[Structured figure records]
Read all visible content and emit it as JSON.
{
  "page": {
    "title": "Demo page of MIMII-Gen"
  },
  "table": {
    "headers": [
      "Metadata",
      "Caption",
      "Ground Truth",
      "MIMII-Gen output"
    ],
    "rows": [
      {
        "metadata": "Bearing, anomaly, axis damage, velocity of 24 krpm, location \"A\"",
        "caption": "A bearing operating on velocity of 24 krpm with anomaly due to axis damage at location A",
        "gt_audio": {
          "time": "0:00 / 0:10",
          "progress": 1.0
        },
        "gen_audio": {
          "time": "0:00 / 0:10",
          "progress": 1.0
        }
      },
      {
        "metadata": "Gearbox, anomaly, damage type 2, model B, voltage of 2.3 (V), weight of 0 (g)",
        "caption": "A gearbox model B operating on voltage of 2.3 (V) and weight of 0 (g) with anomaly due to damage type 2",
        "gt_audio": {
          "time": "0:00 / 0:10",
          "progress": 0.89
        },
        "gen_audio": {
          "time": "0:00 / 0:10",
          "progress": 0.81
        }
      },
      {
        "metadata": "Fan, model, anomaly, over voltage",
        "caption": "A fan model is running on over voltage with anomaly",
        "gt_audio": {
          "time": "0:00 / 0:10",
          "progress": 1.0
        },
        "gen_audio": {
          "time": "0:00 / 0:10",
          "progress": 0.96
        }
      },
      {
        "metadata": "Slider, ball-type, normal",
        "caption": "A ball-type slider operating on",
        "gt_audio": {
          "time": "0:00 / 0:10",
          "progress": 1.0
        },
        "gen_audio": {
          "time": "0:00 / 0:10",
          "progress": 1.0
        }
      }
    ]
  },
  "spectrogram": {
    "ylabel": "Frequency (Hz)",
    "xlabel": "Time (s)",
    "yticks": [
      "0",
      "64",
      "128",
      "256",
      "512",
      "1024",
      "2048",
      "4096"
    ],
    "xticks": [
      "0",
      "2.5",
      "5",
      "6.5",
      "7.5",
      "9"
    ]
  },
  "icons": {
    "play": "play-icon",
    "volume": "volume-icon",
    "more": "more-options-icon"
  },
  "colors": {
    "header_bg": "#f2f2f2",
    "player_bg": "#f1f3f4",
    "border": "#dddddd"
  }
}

• _INSTRUCTIONS TO FOLLOW_
Copy all lines above containing the string "ball".

• _SOLVED PROBLEM_
        "metadata": "Slider, ball-type, normal",
        "caption": "A ball-type slider operating on",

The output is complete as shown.